— RECORDS —
■ ■ ■ ■ ■ ■ ■
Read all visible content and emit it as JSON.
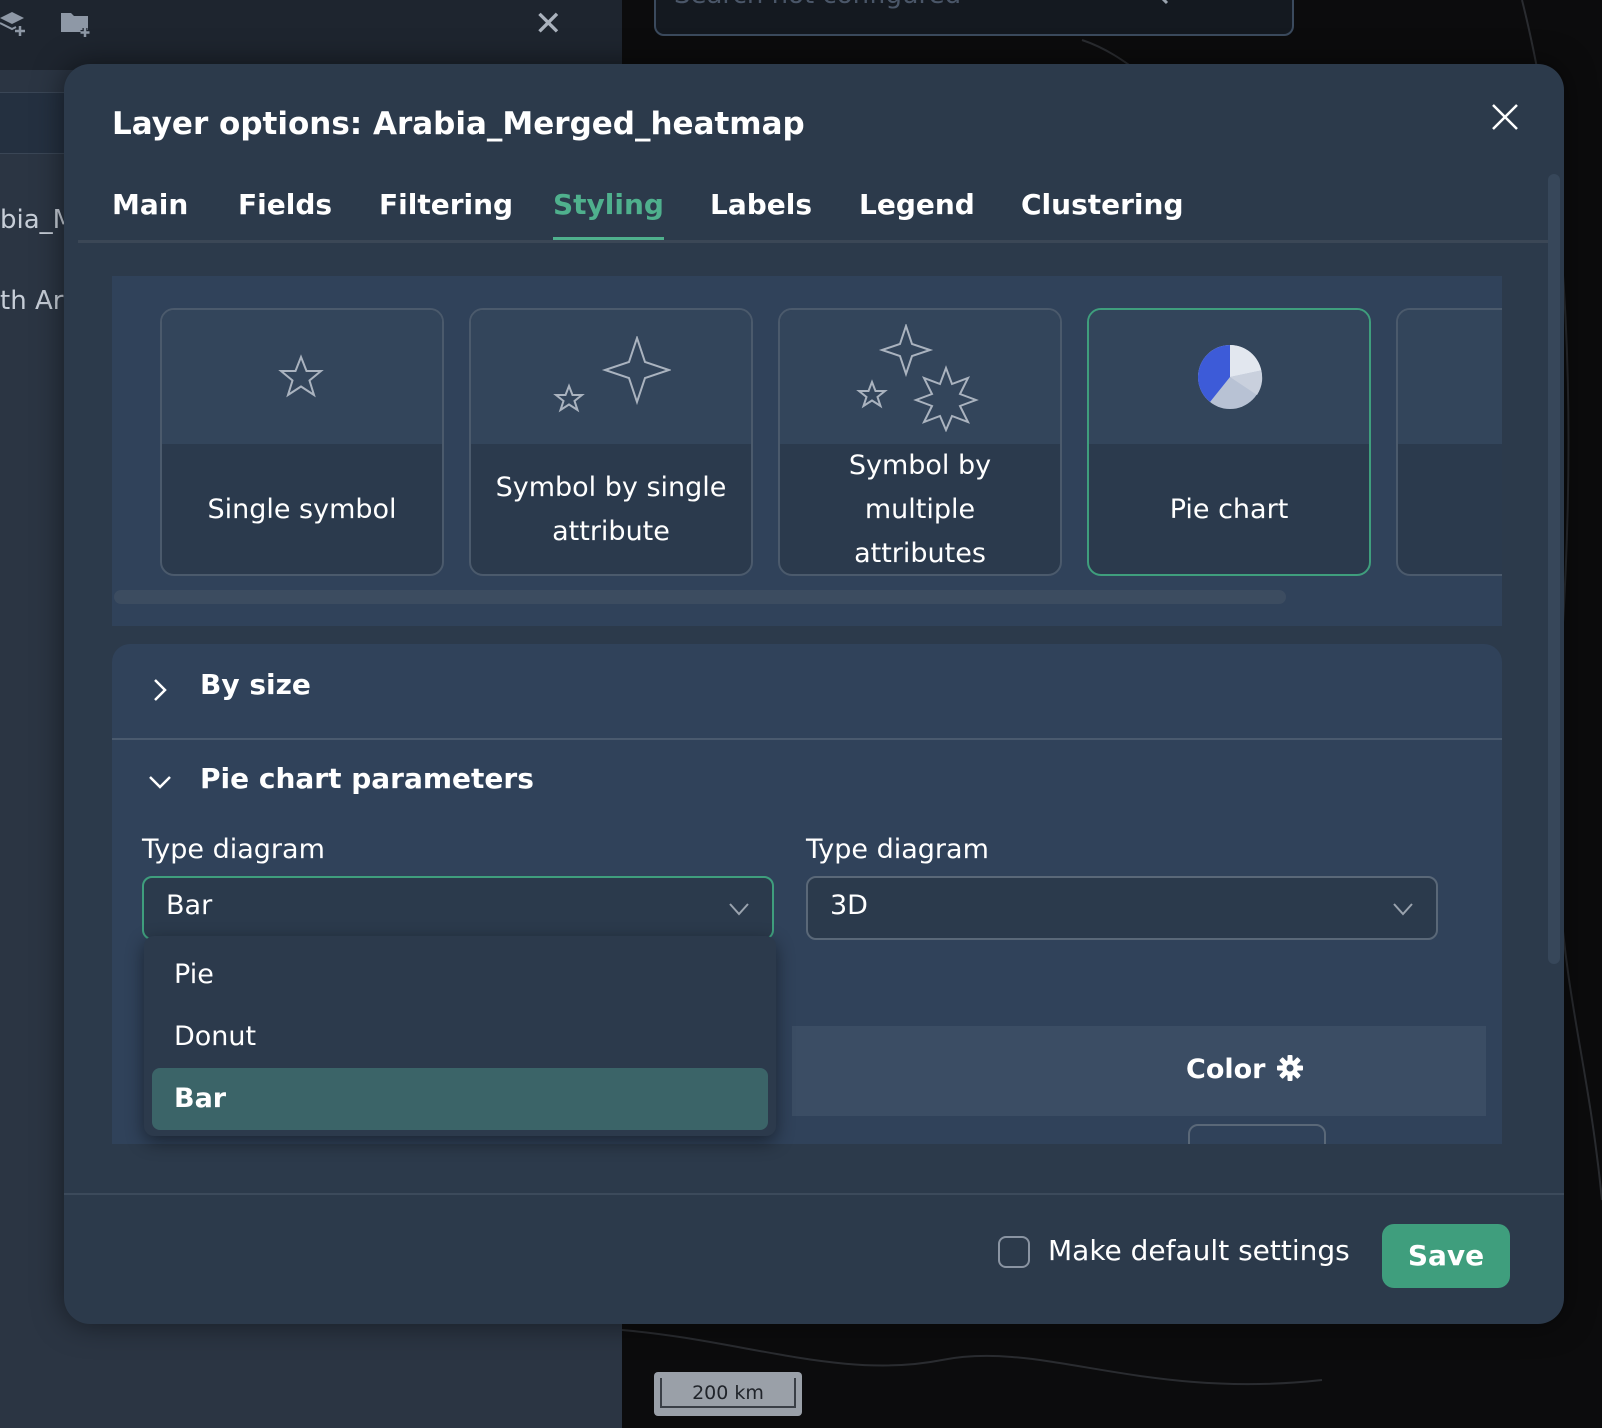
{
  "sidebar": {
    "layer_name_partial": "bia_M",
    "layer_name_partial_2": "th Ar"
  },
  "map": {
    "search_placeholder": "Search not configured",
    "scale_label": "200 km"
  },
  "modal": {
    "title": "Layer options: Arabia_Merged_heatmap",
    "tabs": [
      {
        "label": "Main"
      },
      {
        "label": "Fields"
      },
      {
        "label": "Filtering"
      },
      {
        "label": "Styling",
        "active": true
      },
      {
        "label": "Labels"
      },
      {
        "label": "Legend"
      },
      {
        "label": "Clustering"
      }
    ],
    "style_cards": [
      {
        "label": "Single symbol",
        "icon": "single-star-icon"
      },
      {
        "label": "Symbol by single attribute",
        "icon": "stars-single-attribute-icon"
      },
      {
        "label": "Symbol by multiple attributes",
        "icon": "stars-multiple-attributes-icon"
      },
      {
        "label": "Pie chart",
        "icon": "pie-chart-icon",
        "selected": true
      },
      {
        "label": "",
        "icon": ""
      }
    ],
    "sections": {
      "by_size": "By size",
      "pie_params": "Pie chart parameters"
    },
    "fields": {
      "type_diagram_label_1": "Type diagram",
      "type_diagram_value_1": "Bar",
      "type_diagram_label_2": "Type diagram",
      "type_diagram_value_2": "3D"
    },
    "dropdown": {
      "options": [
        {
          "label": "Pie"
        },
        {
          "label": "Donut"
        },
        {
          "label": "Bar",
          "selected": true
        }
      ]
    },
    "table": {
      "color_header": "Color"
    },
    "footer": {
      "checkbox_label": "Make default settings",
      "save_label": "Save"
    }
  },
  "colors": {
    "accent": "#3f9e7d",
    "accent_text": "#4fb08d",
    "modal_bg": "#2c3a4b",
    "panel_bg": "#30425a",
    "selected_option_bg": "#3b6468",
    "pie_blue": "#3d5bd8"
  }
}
■ ■ ■ ■ ■ ■ ■
— THE REQUEST —
From the listing above, pick out every line containing "icon".

— OUTPUT BELOW —
        "icon": "single-star-icon"
        "icon": "stars-single-attribute-icon"
        "icon": "stars-multiple-attributes-icon"
        "icon": "pie-chart-icon",
        "icon": ""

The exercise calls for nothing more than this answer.